__TASK BRIEF__. Each entry below is to be duplicated verbatim.

## start

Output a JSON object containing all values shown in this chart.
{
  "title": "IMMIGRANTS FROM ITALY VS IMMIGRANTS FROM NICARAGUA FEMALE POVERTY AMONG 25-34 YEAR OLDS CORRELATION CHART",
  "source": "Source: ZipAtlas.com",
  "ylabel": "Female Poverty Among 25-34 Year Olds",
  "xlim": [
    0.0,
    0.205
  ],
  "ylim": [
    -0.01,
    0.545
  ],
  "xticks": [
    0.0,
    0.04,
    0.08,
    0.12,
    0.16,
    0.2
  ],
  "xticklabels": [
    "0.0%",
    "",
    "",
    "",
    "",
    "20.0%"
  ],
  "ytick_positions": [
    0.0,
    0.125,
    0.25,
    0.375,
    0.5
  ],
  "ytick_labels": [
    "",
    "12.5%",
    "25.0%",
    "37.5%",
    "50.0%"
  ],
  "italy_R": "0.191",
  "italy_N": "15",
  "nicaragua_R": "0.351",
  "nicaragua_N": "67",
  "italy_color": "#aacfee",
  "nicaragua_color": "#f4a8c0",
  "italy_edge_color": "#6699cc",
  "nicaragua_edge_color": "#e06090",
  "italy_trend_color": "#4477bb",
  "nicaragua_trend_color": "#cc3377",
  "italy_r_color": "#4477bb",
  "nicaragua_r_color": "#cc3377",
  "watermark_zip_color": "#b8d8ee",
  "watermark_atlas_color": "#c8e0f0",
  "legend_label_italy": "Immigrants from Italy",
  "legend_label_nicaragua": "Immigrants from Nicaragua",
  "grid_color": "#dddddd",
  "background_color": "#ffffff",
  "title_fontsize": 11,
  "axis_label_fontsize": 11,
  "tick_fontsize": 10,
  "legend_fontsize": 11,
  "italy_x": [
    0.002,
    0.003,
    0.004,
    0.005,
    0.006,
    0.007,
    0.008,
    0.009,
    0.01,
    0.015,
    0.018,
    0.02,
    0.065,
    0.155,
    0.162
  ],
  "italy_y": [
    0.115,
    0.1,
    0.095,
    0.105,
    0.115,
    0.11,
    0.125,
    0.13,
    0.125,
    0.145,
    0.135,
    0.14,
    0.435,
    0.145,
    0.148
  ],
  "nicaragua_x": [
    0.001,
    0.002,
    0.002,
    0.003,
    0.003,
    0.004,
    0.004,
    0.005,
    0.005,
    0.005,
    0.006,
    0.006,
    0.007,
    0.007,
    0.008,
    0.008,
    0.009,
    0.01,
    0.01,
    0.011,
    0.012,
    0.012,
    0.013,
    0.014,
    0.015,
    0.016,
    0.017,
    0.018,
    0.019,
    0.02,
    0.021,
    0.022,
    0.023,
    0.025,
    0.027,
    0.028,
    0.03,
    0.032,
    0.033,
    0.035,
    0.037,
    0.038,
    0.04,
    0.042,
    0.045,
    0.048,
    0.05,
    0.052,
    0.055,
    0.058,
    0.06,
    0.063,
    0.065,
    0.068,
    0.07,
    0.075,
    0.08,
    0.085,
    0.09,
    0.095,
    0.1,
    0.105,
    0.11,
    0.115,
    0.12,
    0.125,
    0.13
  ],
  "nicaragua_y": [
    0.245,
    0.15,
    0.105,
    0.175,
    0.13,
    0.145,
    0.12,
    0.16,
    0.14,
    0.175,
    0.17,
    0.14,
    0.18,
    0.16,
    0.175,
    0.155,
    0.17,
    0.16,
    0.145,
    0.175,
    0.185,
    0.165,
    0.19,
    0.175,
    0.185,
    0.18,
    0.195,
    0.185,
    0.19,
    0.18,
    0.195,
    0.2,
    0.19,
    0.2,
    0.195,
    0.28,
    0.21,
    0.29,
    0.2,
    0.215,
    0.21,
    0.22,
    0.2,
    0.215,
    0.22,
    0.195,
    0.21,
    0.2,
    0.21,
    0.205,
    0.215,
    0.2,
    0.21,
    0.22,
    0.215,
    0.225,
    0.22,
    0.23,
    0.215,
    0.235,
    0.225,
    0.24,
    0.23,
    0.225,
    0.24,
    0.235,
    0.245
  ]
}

## end

__CORRECT OUTPUT__.
Output a JSON object containing all values shown in this chart.
{
  "title": "IMMIGRANTS FROM ITALY VS IMMIGRANTS FROM NICARAGUA FEMALE POVERTY AMONG 25-34 YEAR OLDS CORRELATION CHART",
  "source": "Source: ZipAtlas.com",
  "ylabel": "Female Poverty Among 25-34 Year Olds",
  "xlim": [
    0.0,
    0.205
  ],
  "ylim": [
    -0.01,
    0.545
  ],
  "xticks": [
    0.0,
    0.04,
    0.08,
    0.12,
    0.16,
    0.2
  ],
  "xticklabels": [
    "0.0%",
    "",
    "",
    "",
    "",
    "20.0%"
  ],
  "ytick_positions": [
    0.0,
    0.125,
    0.25,
    0.375,
    0.5
  ],
  "ytick_labels": [
    "",
    "12.5%",
    "25.0%",
    "37.5%",
    "50.0%"
  ],
  "italy_R": "0.191",
  "italy_N": "15",
  "nicaragua_R": "0.351",
  "nicaragua_N": "67",
  "italy_color": "#aacfee",
  "nicaragua_color": "#f4a8c0",
  "italy_edge_color": "#6699cc",
  "nicaragua_edge_color": "#e06090",
  "italy_trend_color": "#4477bb",
  "nicaragua_trend_color": "#cc3377",
  "italy_r_color": "#4477bb",
  "nicaragua_r_color": "#cc3377",
  "watermark_zip_color": "#b8d8ee",
  "watermark_atlas_color": "#c8e0f0",
  "legend_label_italy": "Immigrants from Italy",
  "legend_label_nicaragua": "Immigrants from Nicaragua",
  "grid_color": "#dddddd",
  "background_color": "#ffffff",
  "title_fontsize": 11,
  "axis_label_fontsize": 11,
  "tick_fontsize": 10,
  "legend_fontsize": 11,
  "italy_x": [
    0.002,
    0.003,
    0.004,
    0.005,
    0.006,
    0.007,
    0.008,
    0.009,
    0.01,
    0.015,
    0.018,
    0.02,
    0.065,
    0.155,
    0.162
  ],
  "italy_y": [
    0.115,
    0.1,
    0.095,
    0.105,
    0.115,
    0.11,
    0.125,
    0.13,
    0.125,
    0.145,
    0.135,
    0.14,
    0.435,
    0.145,
    0.148
  ],
  "nicaragua_x": [
    0.001,
    0.002,
    0.002,
    0.003,
    0.003,
    0.004,
    0.004,
    0.005,
    0.005,
    0.005,
    0.006,
    0.006,
    0.007,
    0.007,
    0.008,
    0.008,
    0.009,
    0.01,
    0.01,
    0.011,
    0.012,
    0.012,
    0.013,
    0.014,
    0.015,
    0.016,
    0.017,
    0.018,
    0.019,
    0.02,
    0.021,
    0.022,
    0.023,
    0.025,
    0.027,
    0.028,
    0.03,
    0.032,
    0.033,
    0.035,
    0.037,
    0.038,
    0.04,
    0.042,
    0.045,
    0.048,
    0.05,
    0.052,
    0.055,
    0.058,
    0.06,
    0.063,
    0.065,
    0.068,
    0.07,
    0.075,
    0.08,
    0.085,
    0.09,
    0.095,
    0.1,
    0.105,
    0.11,
    0.115,
    0.12,
    0.125,
    0.13
  ],
  "nicaragua_y": [
    0.245,
    0.15,
    0.105,
    0.175,
    0.13,
    0.145,
    0.12,
    0.16,
    0.14,
    0.175,
    0.17,
    0.14,
    0.18,
    0.16,
    0.175,
    0.155,
    0.17,
    0.16,
    0.145,
    0.175,
    0.185,
    0.165,
    0.19,
    0.175,
    0.185,
    0.18,
    0.195,
    0.185,
    0.19,
    0.18,
    0.195,
    0.2,
    0.19,
    0.2,
    0.195,
    0.28,
    0.21,
    0.29,
    0.2,
    0.215,
    0.21,
    0.22,
    0.2,
    0.215,
    0.22,
    0.195,
    0.21,
    0.2,
    0.21,
    0.205,
    0.215,
    0.2,
    0.21,
    0.22,
    0.215,
    0.225,
    0.22,
    0.23,
    0.215,
    0.235,
    0.225,
    0.24,
    0.23,
    0.225,
    0.24,
    0.235,
    0.245
  ]
}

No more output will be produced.